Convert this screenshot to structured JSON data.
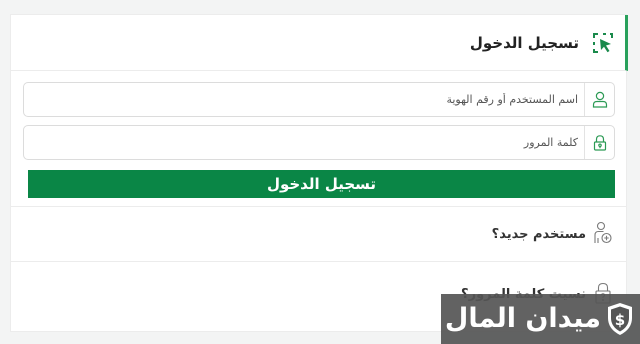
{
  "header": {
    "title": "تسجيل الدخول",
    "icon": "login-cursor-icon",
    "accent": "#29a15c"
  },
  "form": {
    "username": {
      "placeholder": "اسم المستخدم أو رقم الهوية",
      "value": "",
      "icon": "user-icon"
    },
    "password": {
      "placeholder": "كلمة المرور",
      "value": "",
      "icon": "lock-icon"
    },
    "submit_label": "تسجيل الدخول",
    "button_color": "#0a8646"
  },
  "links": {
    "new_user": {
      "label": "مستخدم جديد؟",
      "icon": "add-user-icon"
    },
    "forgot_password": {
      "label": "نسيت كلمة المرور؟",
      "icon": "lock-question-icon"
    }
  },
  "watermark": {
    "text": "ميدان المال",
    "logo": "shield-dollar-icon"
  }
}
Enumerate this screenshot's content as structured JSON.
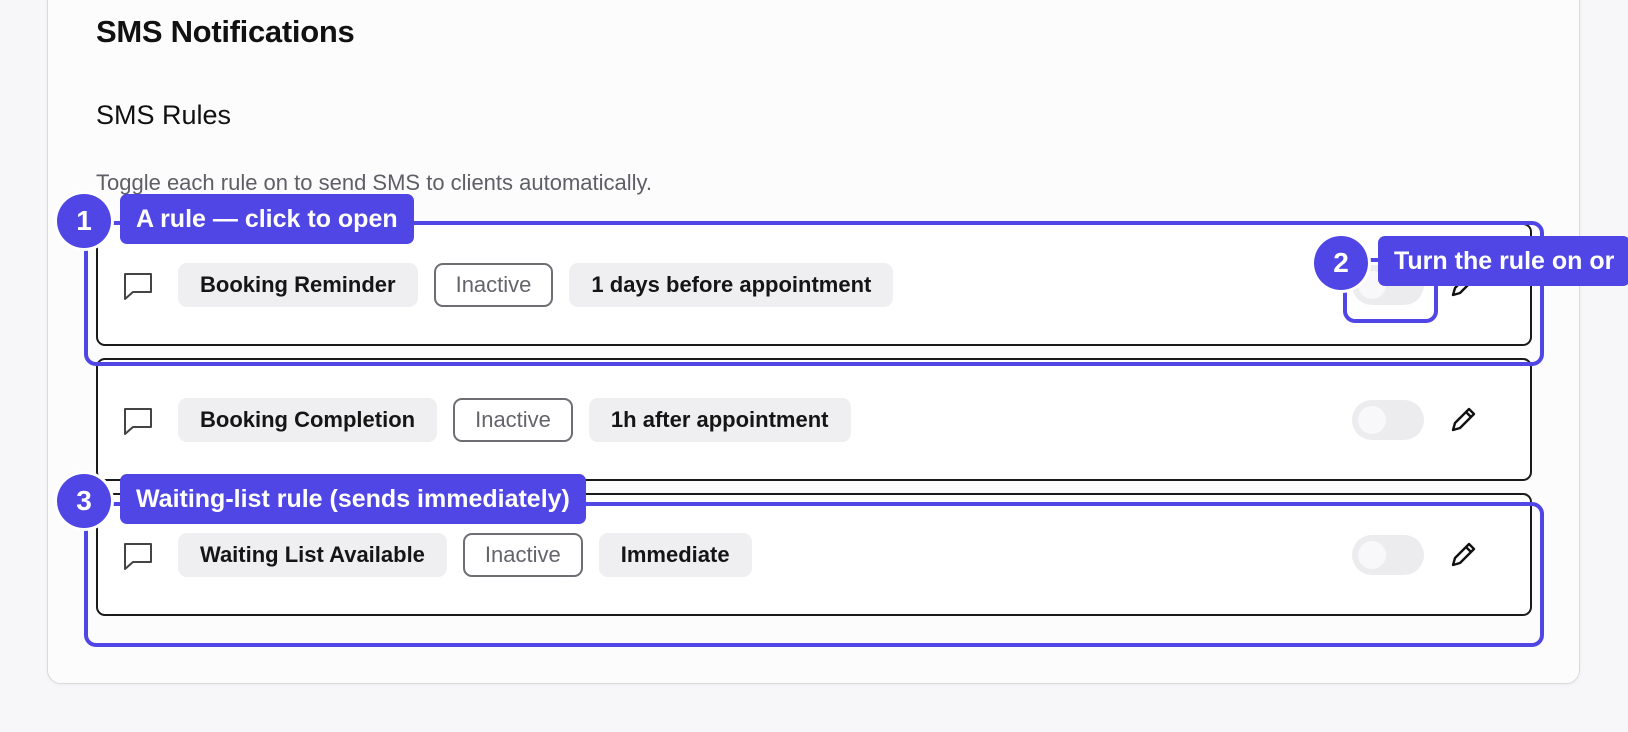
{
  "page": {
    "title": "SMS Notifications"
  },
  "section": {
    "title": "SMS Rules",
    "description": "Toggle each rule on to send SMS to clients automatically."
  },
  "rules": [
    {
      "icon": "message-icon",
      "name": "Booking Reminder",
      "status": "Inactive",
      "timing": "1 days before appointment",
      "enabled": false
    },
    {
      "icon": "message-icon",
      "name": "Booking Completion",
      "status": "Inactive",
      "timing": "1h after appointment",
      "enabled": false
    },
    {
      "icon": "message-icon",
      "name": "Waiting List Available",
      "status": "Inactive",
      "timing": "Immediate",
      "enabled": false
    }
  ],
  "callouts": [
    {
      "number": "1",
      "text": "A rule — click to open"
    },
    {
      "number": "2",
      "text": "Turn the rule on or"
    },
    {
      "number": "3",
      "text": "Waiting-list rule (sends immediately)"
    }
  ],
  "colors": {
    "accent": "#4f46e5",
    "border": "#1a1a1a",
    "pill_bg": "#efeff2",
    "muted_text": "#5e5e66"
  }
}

Job: Copy every entry exactly as written. Pictures are excluded.

The output:
Convert this screenshot to structured JSON data.
{
  "header": {
    "title": "تسجيل الدخول",
    "icon": "login-cursor-icon",
    "accent": "#29a15c"
  },
  "form": {
    "username": {
      "placeholder": "اسم المستخدم أو رقم الهوية",
      "value": "",
      "icon": "user-icon"
    },
    "password": {
      "placeholder": "كلمة المرور",
      "value": "",
      "icon": "lock-icon"
    },
    "submit_label": "تسجيل الدخول",
    "button_color": "#0a8646"
  },
  "links": {
    "new_user": {
      "label": "مستخدم جديد؟",
      "icon": "add-user-icon"
    },
    "forgot_password": {
      "label": "نسيت كلمة المرور؟",
      "icon": "lock-question-icon"
    }
  },
  "watermark": {
    "text": "ميدان المال",
    "logo": "shield-dollar-icon"
  }
}
Enumerate this screenshot's content as structured JSON.
{
  "page": {
    "title": "SMS Notifications"
  },
  "section": {
    "title": "SMS Rules",
    "description": "Toggle each rule on to send SMS to clients automatically."
  },
  "rules": [
    {
      "icon": "message-icon",
      "name": "Booking Reminder",
      "status": "Inactive",
      "timing": "1 days before appointment",
      "enabled": false
    },
    {
      "icon": "message-icon",
      "name": "Booking Completion",
      "status": "Inactive",
      "timing": "1h after appointment",
      "enabled": false
    },
    {
      "icon": "message-icon",
      "name": "Waiting List Available",
      "status": "Inactive",
      "timing": "Immediate",
      "enabled": false
    }
  ],
  "callouts": [
    {
      "number": "1",
      "text": "A rule — click to open"
    },
    {
      "number": "2",
      "text": "Turn the rule on or"
    },
    {
      "number": "3",
      "text": "Waiting-list rule (sends immediately)"
    }
  ],
  "colors": {
    "accent": "#4f46e5",
    "border": "#1a1a1a",
    "pill_bg": "#efeff2",
    "muted_text": "#5e5e66"
  }
}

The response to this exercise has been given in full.